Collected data
____________

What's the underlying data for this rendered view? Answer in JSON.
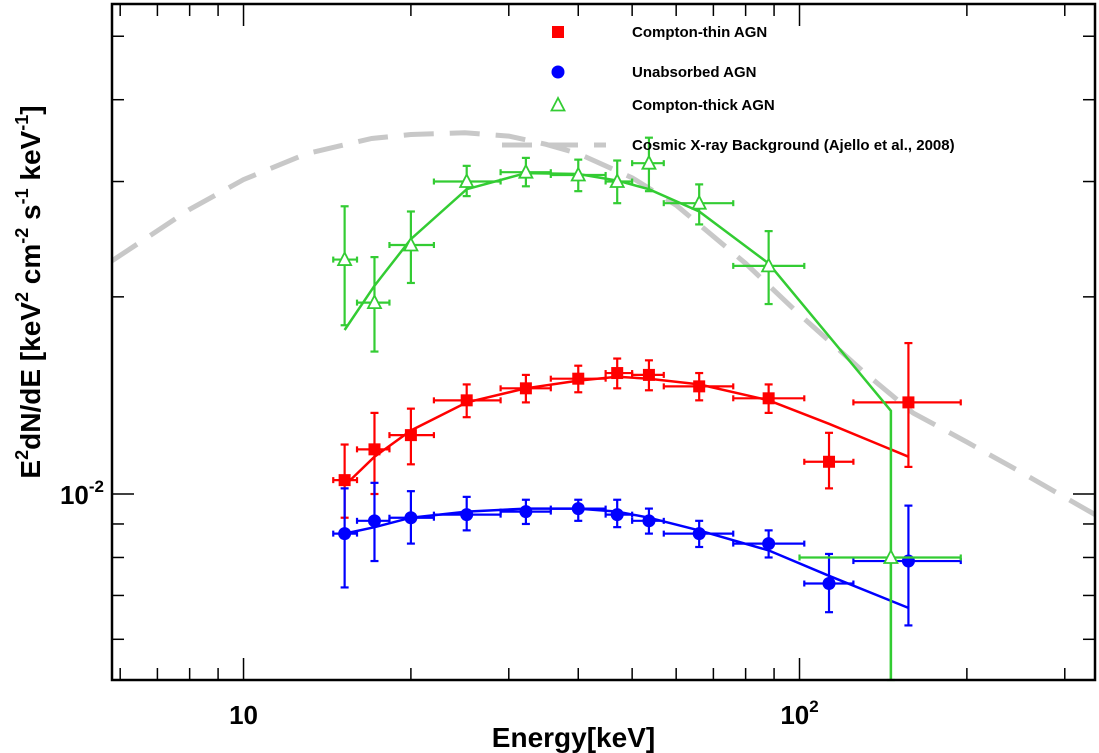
{
  "chart_data": {
    "type": "scatter",
    "xlabel": "Energy[keV]",
    "ylabel_parts": [
      "E",
      "2",
      "dN/dE [keV",
      "2",
      " cm",
      "-2",
      " s",
      "-1",
      " keV",
      "-1",
      "]"
    ],
    "x_scale": "log",
    "y_scale": "log",
    "xlim": [
      5.8,
      340
    ],
    "ylim": [
      0.0052,
      0.056
    ],
    "x_ticks": [
      {
        "value": 10,
        "base": "10",
        "exp": ""
      },
      {
        "value": 100,
        "base": "10",
        "exp": "2"
      }
    ],
    "y_ticks": [
      {
        "value": 0.01,
        "base": "10",
        "exp": "-2"
      }
    ],
    "grid": false,
    "legend_position": "top-right",
    "series": [
      {
        "name": "Compton-thin AGN",
        "marker": "square",
        "color": "#ff0000",
        "points": [
          {
            "x": 15.2,
            "y": 0.0105,
            "xlo": 14.5,
            "xhi": 16.0,
            "ylo": 0.0092,
            "yhi": 0.0119
          },
          {
            "x": 17.2,
            "y": 0.0117,
            "xlo": 16.0,
            "xhi": 18.3,
            "ylo": 0.01,
            "yhi": 0.0133
          },
          {
            "x": 20.0,
            "y": 0.0123,
            "xlo": 18.3,
            "xhi": 22.0,
            "ylo": 0.0111,
            "yhi": 0.0135
          },
          {
            "x": 25.2,
            "y": 0.0139,
            "xlo": 22.0,
            "xhi": 29.0,
            "ylo": 0.0131,
            "yhi": 0.0147
          },
          {
            "x": 32.2,
            "y": 0.0145,
            "xlo": 29.0,
            "xhi": 35.7,
            "ylo": 0.0138,
            "yhi": 0.0152
          },
          {
            "x": 40.0,
            "y": 0.015,
            "xlo": 35.7,
            "xhi": 44.8,
            "ylo": 0.0143,
            "yhi": 0.0157
          },
          {
            "x": 47.0,
            "y": 0.0153,
            "xlo": 44.8,
            "xhi": 50.0,
            "ylo": 0.0145,
            "yhi": 0.0161
          },
          {
            "x": 53.6,
            "y": 0.0152,
            "xlo": 50.0,
            "xhi": 57.0,
            "ylo": 0.0144,
            "yhi": 0.016
          },
          {
            "x": 66.0,
            "y": 0.0146,
            "xlo": 57.0,
            "xhi": 76.0,
            "ylo": 0.0139,
            "yhi": 0.0153
          },
          {
            "x": 88.0,
            "y": 0.014,
            "xlo": 76.0,
            "xhi": 102.0,
            "ylo": 0.0133,
            "yhi": 0.0147
          },
          {
            "x": 113.0,
            "y": 0.0112,
            "xlo": 102.0,
            "xhi": 125.0,
            "ylo": 0.0102,
            "yhi": 0.0124
          },
          {
            "x": 157.0,
            "y": 0.0138,
            "xlo": 125.0,
            "xhi": 195.0,
            "ylo": 0.011,
            "yhi": 0.017
          }
        ],
        "model": {
          "x": [
            15.2,
            17.2,
            20,
            25.2,
            32.2,
            40,
            47,
            53.6,
            66,
            88,
            113,
            157
          ],
          "y": [
            0.0103,
            0.0114,
            0.0125,
            0.0138,
            0.0145,
            0.0149,
            0.0151,
            0.015,
            0.0147,
            0.0139,
            0.0128,
            0.0114
          ]
        }
      },
      {
        "name": "Unabsorbed AGN",
        "marker": "circle",
        "color": "#0000ff",
        "points": [
          {
            "x": 15.2,
            "y": 0.0087,
            "xlo": 14.5,
            "xhi": 16.0,
            "ylo": 0.0072,
            "yhi": 0.0102
          },
          {
            "x": 17.2,
            "y": 0.0091,
            "xlo": 16.0,
            "xhi": 18.3,
            "ylo": 0.0079,
            "yhi": 0.0104
          },
          {
            "x": 20.0,
            "y": 0.0092,
            "xlo": 18.3,
            "xhi": 22.0,
            "ylo": 0.0084,
            "yhi": 0.0101
          },
          {
            "x": 25.2,
            "y": 0.0093,
            "xlo": 22.0,
            "xhi": 29.0,
            "ylo": 0.0088,
            "yhi": 0.0099
          },
          {
            "x": 32.2,
            "y": 0.0094,
            "xlo": 29.0,
            "xhi": 35.7,
            "ylo": 0.009,
            "yhi": 0.0098
          },
          {
            "x": 40.0,
            "y": 0.0095,
            "xlo": 35.7,
            "xhi": 44.8,
            "ylo": 0.0091,
            "yhi": 0.0098
          },
          {
            "x": 47.0,
            "y": 0.0093,
            "xlo": 44.8,
            "xhi": 50.0,
            "ylo": 0.0089,
            "yhi": 0.0098
          },
          {
            "x": 53.6,
            "y": 0.0091,
            "xlo": 50.0,
            "xhi": 57.0,
            "ylo": 0.0087,
            "yhi": 0.0095
          },
          {
            "x": 66.0,
            "y": 0.0087,
            "xlo": 57.0,
            "xhi": 76.0,
            "ylo": 0.0083,
            "yhi": 0.0091
          },
          {
            "x": 88.0,
            "y": 0.0084,
            "xlo": 76.0,
            "xhi": 102.0,
            "ylo": 0.008,
            "yhi": 0.0088
          },
          {
            "x": 113.0,
            "y": 0.0073,
            "xlo": 102.0,
            "xhi": 125.0,
            "ylo": 0.0066,
            "yhi": 0.0081
          },
          {
            "x": 157.0,
            "y": 0.0079,
            "xlo": 125.0,
            "xhi": 195.0,
            "ylo": 0.0063,
            "yhi": 0.0096
          }
        ],
        "model": {
          "x": [
            15.2,
            17.2,
            20,
            25.2,
            32.2,
            40,
            47,
            53.6,
            66,
            88,
            113,
            157
          ],
          "y": [
            0.0087,
            0.0089,
            0.0092,
            0.0094,
            0.0095,
            0.0095,
            0.0094,
            0.0092,
            0.0088,
            0.0082,
            0.0075,
            0.0067
          ]
        }
      },
      {
        "name": "Compton-thick AGN",
        "marker": "triangle-open",
        "color": "#33cc33",
        "points": [
          {
            "x": 15.2,
            "y": 0.0228,
            "xlo": 14.5,
            "xhi": 16.0,
            "ylo": 0.0181,
            "yhi": 0.0275
          },
          {
            "x": 17.2,
            "y": 0.0196,
            "xlo": 16.0,
            "xhi": 18.3,
            "ylo": 0.0165,
            "yhi": 0.023
          },
          {
            "x": 20.0,
            "y": 0.024,
            "xlo": 18.3,
            "xhi": 22.0,
            "ylo": 0.021,
            "yhi": 0.027
          },
          {
            "x": 25.2,
            "y": 0.03,
            "xlo": 22.0,
            "xhi": 29.0,
            "ylo": 0.0285,
            "yhi": 0.0317
          },
          {
            "x": 32.2,
            "y": 0.031,
            "xlo": 29.0,
            "xhi": 35.7,
            "ylo": 0.0295,
            "yhi": 0.0326
          },
          {
            "x": 40.0,
            "y": 0.0307,
            "xlo": 35.7,
            "xhi": 44.8,
            "ylo": 0.029,
            "yhi": 0.0324
          },
          {
            "x": 47.0,
            "y": 0.03,
            "xlo": 44.8,
            "xhi": 50.0,
            "ylo": 0.0278,
            "yhi": 0.0323
          },
          {
            "x": 53.6,
            "y": 0.032,
            "xlo": 50.0,
            "xhi": 57.0,
            "ylo": 0.029,
            "yhi": 0.035
          },
          {
            "x": 66.0,
            "y": 0.0278,
            "xlo": 57.0,
            "xhi": 76.0,
            "ylo": 0.0258,
            "yhi": 0.0297
          },
          {
            "x": 88.0,
            "y": 0.0223,
            "xlo": 76.0,
            "xhi": 102.0,
            "ylo": 0.0195,
            "yhi": 0.0252
          },
          {
            "x": 146.0,
            "y": 0.008,
            "xlo": 100.0,
            "xhi": 195.0,
            "ylo": 0.0052,
            "yhi": 0.008
          }
        ],
        "model": {
          "x": [
            15.2,
            17.2,
            20,
            25.2,
            32.2,
            40,
            47,
            53.6,
            66,
            88,
            146,
            146
          ],
          "y": [
            0.0178,
            0.0208,
            0.0245,
            0.0292,
            0.0309,
            0.0308,
            0.0301,
            0.0292,
            0.027,
            0.0225,
            0.0134,
            0.0052
          ]
        }
      }
    ],
    "background": {
      "name": "Cosmic X-ray Background (Ajello et al., 2008)",
      "color": "#c8c8c8",
      "style": "dashed",
      "x": [
        5.8,
        8,
        10,
        13,
        17,
        20,
        25,
        30,
        35,
        40,
        50,
        60,
        80,
        100,
        130,
        160,
        200,
        250,
        340
      ],
      "y": [
        0.0227,
        0.0272,
        0.0302,
        0.0331,
        0.0349,
        0.0354,
        0.0356,
        0.0352,
        0.0342,
        0.0331,
        0.0304,
        0.0276,
        0.0225,
        0.0188,
        0.0154,
        0.0133,
        0.012,
        0.0108,
        0.0093
      ]
    }
  }
}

____________

Task goal:
Copy out the lines that hold "color".

Correct answer:
        "color": "#ff0000",
        "color": "#0000ff",
        "color": "#33cc33",
      "color": "#c8c8c8",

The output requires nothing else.